#### MATERIAL PROVIDED
***
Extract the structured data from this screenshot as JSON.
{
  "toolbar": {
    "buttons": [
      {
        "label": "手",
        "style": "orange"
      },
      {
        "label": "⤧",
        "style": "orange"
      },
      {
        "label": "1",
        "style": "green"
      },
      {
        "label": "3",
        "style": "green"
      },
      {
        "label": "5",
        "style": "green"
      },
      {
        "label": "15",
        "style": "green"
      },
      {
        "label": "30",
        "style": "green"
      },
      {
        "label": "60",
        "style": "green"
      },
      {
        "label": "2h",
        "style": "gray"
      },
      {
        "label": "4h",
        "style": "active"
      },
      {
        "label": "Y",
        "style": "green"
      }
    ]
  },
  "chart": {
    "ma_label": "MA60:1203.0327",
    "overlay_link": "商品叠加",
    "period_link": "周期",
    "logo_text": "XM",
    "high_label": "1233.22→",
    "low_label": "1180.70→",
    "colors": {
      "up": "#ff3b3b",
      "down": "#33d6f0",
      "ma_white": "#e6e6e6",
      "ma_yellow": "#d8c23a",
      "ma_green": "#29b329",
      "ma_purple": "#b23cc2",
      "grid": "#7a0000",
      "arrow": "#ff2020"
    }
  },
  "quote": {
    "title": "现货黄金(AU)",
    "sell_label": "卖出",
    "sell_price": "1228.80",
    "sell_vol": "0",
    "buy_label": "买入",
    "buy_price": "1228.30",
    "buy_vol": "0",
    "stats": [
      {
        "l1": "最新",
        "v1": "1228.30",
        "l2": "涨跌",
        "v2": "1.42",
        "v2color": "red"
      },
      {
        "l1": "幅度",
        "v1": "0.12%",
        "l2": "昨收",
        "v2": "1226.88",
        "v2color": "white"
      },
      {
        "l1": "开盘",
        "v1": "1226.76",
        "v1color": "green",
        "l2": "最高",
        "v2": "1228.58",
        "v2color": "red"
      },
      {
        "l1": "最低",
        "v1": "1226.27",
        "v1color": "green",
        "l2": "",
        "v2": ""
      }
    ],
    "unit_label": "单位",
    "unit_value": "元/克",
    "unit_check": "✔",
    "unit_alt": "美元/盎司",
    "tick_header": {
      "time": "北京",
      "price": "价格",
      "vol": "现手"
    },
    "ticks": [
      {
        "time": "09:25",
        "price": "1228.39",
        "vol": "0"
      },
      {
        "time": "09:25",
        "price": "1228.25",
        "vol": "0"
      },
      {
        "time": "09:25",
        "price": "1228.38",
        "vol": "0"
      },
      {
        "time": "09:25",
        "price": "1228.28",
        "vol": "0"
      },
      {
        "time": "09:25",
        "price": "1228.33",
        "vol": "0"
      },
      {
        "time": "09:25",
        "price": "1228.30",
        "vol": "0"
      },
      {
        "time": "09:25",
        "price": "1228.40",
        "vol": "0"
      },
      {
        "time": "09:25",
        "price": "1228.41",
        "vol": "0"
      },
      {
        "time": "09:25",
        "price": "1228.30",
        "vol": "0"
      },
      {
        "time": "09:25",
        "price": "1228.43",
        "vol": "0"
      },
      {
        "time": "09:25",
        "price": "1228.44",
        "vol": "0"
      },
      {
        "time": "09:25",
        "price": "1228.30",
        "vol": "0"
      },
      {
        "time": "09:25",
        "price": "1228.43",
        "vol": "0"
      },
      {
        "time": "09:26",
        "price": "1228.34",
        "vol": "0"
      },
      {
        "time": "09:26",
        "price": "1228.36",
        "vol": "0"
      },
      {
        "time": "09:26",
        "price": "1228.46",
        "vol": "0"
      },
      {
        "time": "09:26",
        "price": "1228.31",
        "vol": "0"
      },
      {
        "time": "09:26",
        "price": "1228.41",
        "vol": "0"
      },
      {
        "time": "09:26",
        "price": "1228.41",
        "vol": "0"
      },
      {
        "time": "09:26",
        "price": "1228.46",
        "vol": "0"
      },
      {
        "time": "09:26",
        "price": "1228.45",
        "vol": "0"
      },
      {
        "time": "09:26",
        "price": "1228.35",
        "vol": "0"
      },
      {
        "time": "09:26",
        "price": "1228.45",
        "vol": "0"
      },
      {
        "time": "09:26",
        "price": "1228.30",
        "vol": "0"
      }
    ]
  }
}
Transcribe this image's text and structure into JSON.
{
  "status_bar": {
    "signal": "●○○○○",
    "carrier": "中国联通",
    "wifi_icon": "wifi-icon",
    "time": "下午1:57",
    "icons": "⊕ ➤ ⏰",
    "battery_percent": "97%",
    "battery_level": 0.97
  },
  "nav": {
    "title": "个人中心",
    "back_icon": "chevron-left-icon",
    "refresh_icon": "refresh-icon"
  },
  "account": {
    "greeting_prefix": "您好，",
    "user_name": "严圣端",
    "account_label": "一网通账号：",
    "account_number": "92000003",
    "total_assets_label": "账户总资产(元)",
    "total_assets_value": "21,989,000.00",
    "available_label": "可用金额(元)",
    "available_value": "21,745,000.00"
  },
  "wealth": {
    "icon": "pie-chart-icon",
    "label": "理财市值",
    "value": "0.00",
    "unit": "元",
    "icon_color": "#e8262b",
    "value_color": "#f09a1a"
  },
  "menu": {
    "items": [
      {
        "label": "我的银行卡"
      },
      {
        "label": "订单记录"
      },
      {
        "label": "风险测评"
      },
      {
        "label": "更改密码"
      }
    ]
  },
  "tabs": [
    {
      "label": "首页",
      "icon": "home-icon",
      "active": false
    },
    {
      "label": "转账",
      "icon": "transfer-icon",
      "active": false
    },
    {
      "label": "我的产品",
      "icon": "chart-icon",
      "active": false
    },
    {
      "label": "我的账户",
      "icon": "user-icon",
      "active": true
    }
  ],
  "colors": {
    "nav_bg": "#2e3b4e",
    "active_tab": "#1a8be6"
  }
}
***
#### YOUR INSTRUCTIONS
Faithfully transcribe the whole of the data.

#### ANSWER BELOW
Extract the structured data from this screenshot as JSON.
{
  "toolbar": {
    "buttons": [
      {
        "label": "手",
        "style": "orange"
      },
      {
        "label": "⤧",
        "style": "orange"
      },
      {
        "label": "1",
        "style": "green"
      },
      {
        "label": "3",
        "style": "green"
      },
      {
        "label": "5",
        "style": "green"
      },
      {
        "label": "15",
        "style": "green"
      },
      {
        "label": "30",
        "style": "green"
      },
      {
        "label": "60",
        "style": "green"
      },
      {
        "label": "2h",
        "style": "gray"
      },
      {
        "label": "4h",
        "style": "active"
      },
      {
        "label": "Y",
        "style": "green"
      }
    ]
  },
  "chart": {
    "ma_label": "MA60:1203.0327",
    "overlay_link": "商品叠加",
    "period_link": "周期",
    "logo_text": "XM",
    "high_label": "1233.22→",
    "low_label": "1180.70→",
    "colors": {
      "up": "#ff3b3b",
      "down": "#33d6f0",
      "ma_white": "#e6e6e6",
      "ma_yellow": "#d8c23a",
      "ma_green": "#29b329",
      "ma_purple": "#b23cc2",
      "grid": "#7a0000",
      "arrow": "#ff2020"
    }
  },
  "quote": {
    "title": "现货黄金(AU)",
    "sell_label": "卖出",
    "sell_price": "1228.80",
    "sell_vol": "0",
    "buy_label": "买入",
    "buy_price": "1228.30",
    "buy_vol": "0",
    "stats": [
      {
        "l1": "最新",
        "v1": "1228.30",
        "l2": "涨跌",
        "v2": "1.42",
        "v2color": "red"
      },
      {
        "l1": "幅度",
        "v1": "0.12%",
        "l2": "昨收",
        "v2": "1226.88",
        "v2color": "white"
      },
      {
        "l1": "开盘",
        "v1": "1226.76",
        "v1color": "green",
        "l2": "最高",
        "v2": "1228.58",
        "v2color": "red"
      },
      {
        "l1": "最低",
        "v1": "1226.27",
        "v1color": "green",
        "l2": "",
        "v2": ""
      }
    ],
    "unit_label": "单位",
    "unit_value": "元/克",
    "unit_check": "✔",
    "unit_alt": "美元/盎司",
    "tick_header": {
      "time": "北京",
      "price": "价格",
      "vol": "现手"
    },
    "ticks": [
      {
        "time": "09:25",
        "price": "1228.39",
        "vol": "0"
      },
      {
        "time": "09:25",
        "price": "1228.25",
        "vol": "0"
      },
      {
        "time": "09:25",
        "price": "1228.38",
        "vol": "0"
      },
      {
        "time": "09:25",
        "price": "1228.28",
        "vol": "0"
      },
      {
        "time": "09:25",
        "price": "1228.33",
        "vol": "0"
      },
      {
        "time": "09:25",
        "price": "1228.30",
        "vol": "0"
      },
      {
        "time": "09:25",
        "price": "1228.40",
        "vol": "0"
      },
      {
        "time": "09:25",
        "price": "1228.41",
        "vol": "0"
      },
      {
        "time": "09:25",
        "price": "1228.30",
        "vol": "0"
      },
      {
        "time": "09:25",
        "price": "1228.43",
        "vol": "0"
      },
      {
        "time": "09:25",
        "price": "1228.44",
        "vol": "0"
      },
      {
        "time": "09:25",
        "price": "1228.30",
        "vol": "0"
      },
      {
        "time": "09:25",
        "price": "1228.43",
        "vol": "0"
      },
      {
        "time": "09:26",
        "price": "1228.34",
        "vol": "0"
      },
      {
        "time": "09:26",
        "price": "1228.36",
        "vol": "0"
      },
      {
        "time": "09:26",
        "price": "1228.46",
        "vol": "0"
      },
      {
        "time": "09:26",
        "price": "1228.31",
        "vol": "0"
      },
      {
        "time": "09:26",
        "price": "1228.41",
        "vol": "0"
      },
      {
        "time": "09:26",
        "price": "1228.41",
        "vol": "0"
      },
      {
        "time": "09:26",
        "price": "1228.46",
        "vol": "0"
      },
      {
        "time": "09:26",
        "price": "1228.45",
        "vol": "0"
      },
      {
        "time": "09:26",
        "price": "1228.35",
        "vol": "0"
      },
      {
        "time": "09:26",
        "price": "1228.45",
        "vol": "0"
      },
      {
        "time": "09:26",
        "price": "1228.30",
        "vol": "0"
      }
    ]
  }
}
Transcribe this image's text and structure into JSON.
{
  "status_bar": {
    "signal": "●○○○○",
    "carrier": "中国联通",
    "wifi_icon": "wifi-icon",
    "time": "下午1:57",
    "icons": "⊕ ➤ ⏰",
    "battery_percent": "97%",
    "battery_level": 0.97
  },
  "nav": {
    "title": "个人中心",
    "back_icon": "chevron-left-icon",
    "refresh_icon": "refresh-icon"
  },
  "account": {
    "greeting_prefix": "您好，",
    "user_name": "严圣端",
    "account_label": "一网通账号：",
    "account_number": "92000003",
    "total_assets_label": "账户总资产(元)",
    "total_assets_value": "21,989,000.00",
    "available_label": "可用金额(元)",
    "available_value": "21,745,000.00"
  },
  "wealth": {
    "icon": "pie-chart-icon",
    "label": "理财市值",
    "value": "0.00",
    "unit": "元",
    "icon_color": "#e8262b",
    "value_color": "#f09a1a"
  },
  "menu": {
    "items": [
      {
        "label": "我的银行卡"
      },
      {
        "label": "订单记录"
      },
      {
        "label": "风险测评"
      },
      {
        "label": "更改密码"
      }
    ]
  },
  "tabs": [
    {
      "label": "首页",
      "icon": "home-icon",
      "active": false
    },
    {
      "label": "转账",
      "icon": "transfer-icon",
      "active": false
    },
    {
      "label": "我的产品",
      "icon": "chart-icon",
      "active": false
    },
    {
      "label": "我的账户",
      "icon": "user-icon",
      "active": true
    }
  ],
  "colors": {
    "nav_bg": "#2e3b4e",
    "active_tab": "#1a8be6"
  }
}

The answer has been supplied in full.